▸ **RECORDS FOR THE TASK**

_ _ _

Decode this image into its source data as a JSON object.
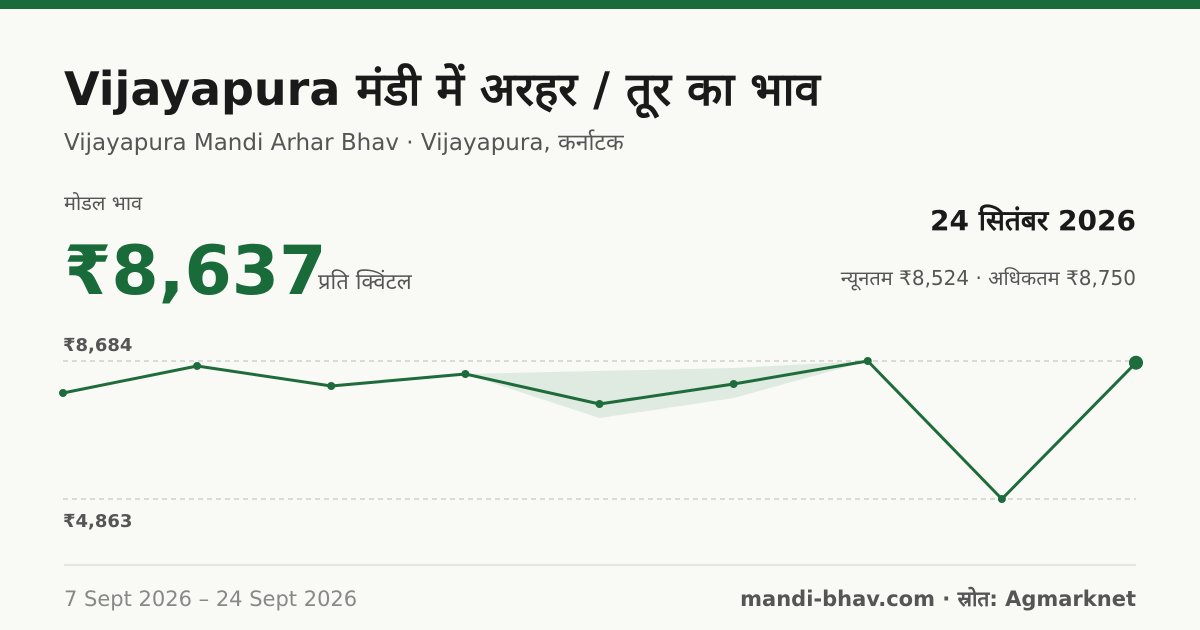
{
  "header": {
    "title": "Vijayapura मंडी में अरहर / तूर का भाव",
    "subtitle": "Vijayapura Mandi Arhar Bhav · Vijayapura, कर्नाटक"
  },
  "price": {
    "label": "मोडल भाव",
    "value": "₹8,637",
    "unit": "प्रति क्विंटल",
    "date": "24 सितंबर 2026",
    "range": "न्यूनतम ₹8,524 · अधिकतम ₹8,750"
  },
  "chart_data": {
    "type": "line",
    "series": [
      {
        "color": "#1e6b3c",
        "values": [
          7798,
          8546,
          7992,
          8324,
          7493,
          8047,
          8684,
          4863,
          8637
        ]
      }
    ],
    "band": {
      "color": "#dbe8de",
      "high": [
        null,
        null,
        null,
        8324,
        8407,
        8490,
        8684,
        null,
        null
      ],
      "low": [
        null,
        null,
        null,
        8324,
        7106,
        7659,
        8684,
        null,
        null
      ]
    },
    "ylim": [
      4863,
      8684
    ],
    "yticks": [
      {
        "value": 8684,
        "label": "₹8,684"
      },
      {
        "value": 4863,
        "label": "₹4,863"
      }
    ],
    "grid": true
  },
  "footer": {
    "dates": "7 Sept 2026 – 24 Sept 2026",
    "source": "mandi-bhav.com · स्रोत: Agmarknet"
  }
}
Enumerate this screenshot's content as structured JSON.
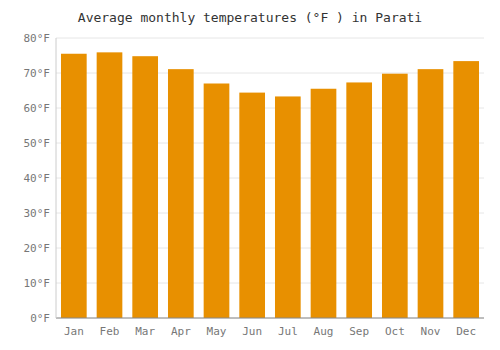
{
  "chart_data": {
    "type": "bar",
    "title": "Average monthly temperatures (°F ) in Parati",
    "categories": [
      "Jan",
      "Feb",
      "Mar",
      "Apr",
      "May",
      "Jun",
      "Jul",
      "Aug",
      "Sep",
      "Oct",
      "Nov",
      "Dec"
    ],
    "values": [
      75.5,
      75.9,
      74.8,
      71.1,
      67.0,
      64.4,
      63.3,
      65.5,
      67.3,
      69.8,
      71.1,
      73.4
    ],
    "color": "#E89000",
    "ylim": [
      0,
      80
    ],
    "yticks": [
      {
        "value": 0,
        "label": "0°F"
      },
      {
        "value": 10,
        "label": "10°F"
      },
      {
        "value": 20,
        "label": "20°F"
      },
      {
        "value": 30,
        "label": "30°F"
      },
      {
        "value": 40,
        "label": "40°F"
      },
      {
        "value": 50,
        "label": "50°F"
      },
      {
        "value": 60,
        "label": "60°F"
      },
      {
        "value": 70,
        "label": "70°F"
      },
      {
        "value": 80,
        "label": "80°F"
      }
    ],
    "grid": true
  }
}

_ _ _

▸ **WHAT IS NEEDED**
From the listing, extract all text exactly as given and drop any picture.

▸ **EXPECTED ANSWER**
Decode this image into its source data as a JSON object.
{
  "header": {
    "title": "Vijayapura मंडी में अरहर / तूर का भाव",
    "subtitle": "Vijayapura Mandi Arhar Bhav · Vijayapura, कर्नाटक"
  },
  "price": {
    "label": "मोडल भाव",
    "value": "₹8,637",
    "unit": "प्रति क्विंटल",
    "date": "24 सितंबर 2026",
    "range": "न्यूनतम ₹8,524 · अधिकतम ₹8,750"
  },
  "chart_data": {
    "type": "line",
    "series": [
      {
        "color": "#1e6b3c",
        "values": [
          7798,
          8546,
          7992,
          8324,
          7493,
          8047,
          8684,
          4863,
          8637
        ]
      }
    ],
    "band": {
      "color": "#dbe8de",
      "high": [
        null,
        null,
        null,
        8324,
        8407,
        8490,
        8684,
        null,
        null
      ],
      "low": [
        null,
        null,
        null,
        8324,
        7106,
        7659,
        8684,
        null,
        null
      ]
    },
    "ylim": [
      4863,
      8684
    ],
    "yticks": [
      {
        "value": 8684,
        "label": "₹8,684"
      },
      {
        "value": 4863,
        "label": "₹4,863"
      }
    ],
    "grid": true
  },
  "footer": {
    "dates": "7 Sept 2026 – 24 Sept 2026",
    "source": "mandi-bhav.com · स्रोत: Agmarknet"
  }
}
Enumerate this screenshot's content as structured JSON.
{
  "chart_data": {
    "type": "bar",
    "title": "Average monthly temperatures (°F ) in Parati",
    "categories": [
      "Jan",
      "Feb",
      "Mar",
      "Apr",
      "May",
      "Jun",
      "Jul",
      "Aug",
      "Sep",
      "Oct",
      "Nov",
      "Dec"
    ],
    "values": [
      75.5,
      75.9,
      74.8,
      71.1,
      67.0,
      64.4,
      63.3,
      65.5,
      67.3,
      69.8,
      71.1,
      73.4
    ],
    "color": "#E89000",
    "ylim": [
      0,
      80
    ],
    "yticks": [
      {
        "value": 0,
        "label": "0°F"
      },
      {
        "value": 10,
        "label": "10°F"
      },
      {
        "value": 20,
        "label": "20°F"
      },
      {
        "value": 30,
        "label": "30°F"
      },
      {
        "value": 40,
        "label": "40°F"
      },
      {
        "value": 50,
        "label": "50°F"
      },
      {
        "value": 60,
        "label": "60°F"
      },
      {
        "value": 70,
        "label": "70°F"
      },
      {
        "value": 80,
        "label": "80°F"
      }
    ],
    "grid": true
  }
}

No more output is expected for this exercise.